> _Exercise brief_: Repeat exactly each line of the data provided below.

> _Provided records_:

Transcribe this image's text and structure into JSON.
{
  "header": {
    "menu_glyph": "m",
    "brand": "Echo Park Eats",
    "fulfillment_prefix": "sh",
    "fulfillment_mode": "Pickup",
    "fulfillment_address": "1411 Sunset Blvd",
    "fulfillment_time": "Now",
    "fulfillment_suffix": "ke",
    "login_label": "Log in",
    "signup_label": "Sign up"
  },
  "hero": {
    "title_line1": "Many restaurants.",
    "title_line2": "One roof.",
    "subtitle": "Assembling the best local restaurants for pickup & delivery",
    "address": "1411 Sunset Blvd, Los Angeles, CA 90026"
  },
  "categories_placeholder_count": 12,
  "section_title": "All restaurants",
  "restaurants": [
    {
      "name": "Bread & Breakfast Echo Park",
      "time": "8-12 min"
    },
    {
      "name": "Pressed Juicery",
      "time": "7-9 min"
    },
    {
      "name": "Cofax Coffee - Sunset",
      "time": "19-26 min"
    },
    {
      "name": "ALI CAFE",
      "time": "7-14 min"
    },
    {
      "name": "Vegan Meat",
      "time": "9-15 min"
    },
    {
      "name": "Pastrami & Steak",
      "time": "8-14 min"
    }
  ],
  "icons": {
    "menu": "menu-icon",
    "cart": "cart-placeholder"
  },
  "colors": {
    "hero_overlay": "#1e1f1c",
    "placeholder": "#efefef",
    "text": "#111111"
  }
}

> _Output below_:
Transcribe this image's text and structure into JSON.
{
  "header": {
    "menu_glyph": "m",
    "brand": "Echo Park Eats",
    "fulfillment_prefix": "sh",
    "fulfillment_mode": "Pickup",
    "fulfillment_address": "1411 Sunset Blvd",
    "fulfillment_time": "Now",
    "fulfillment_suffix": "ke",
    "login_label": "Log in",
    "signup_label": "Sign up"
  },
  "hero": {
    "title_line1": "Many restaurants.",
    "title_line2": "One roof.",
    "subtitle": "Assembling the best local restaurants for pickup & delivery",
    "address": "1411 Sunset Blvd, Los Angeles, CA 90026"
  },
  "categories_placeholder_count": 12,
  "section_title": "All restaurants",
  "restaurants": [
    {
      "name": "Bread & Breakfast Echo Park",
      "time": "8-12 min"
    },
    {
      "name": "Pressed Juicery",
      "time": "7-9 min"
    },
    {
      "name": "Cofax Coffee - Sunset",
      "time": "19-26 min"
    },
    {
      "name": "ALI CAFE",
      "time": "7-14 min"
    },
    {
      "name": "Vegan Meat",
      "time": "9-15 min"
    },
    {
      "name": "Pastrami & Steak",
      "time": "8-14 min"
    }
  ],
  "icons": {
    "menu": "menu-icon",
    "cart": "cart-placeholder"
  },
  "colors": {
    "hero_overlay": "#1e1f1c",
    "placeholder": "#efefef",
    "text": "#111111"
  }
}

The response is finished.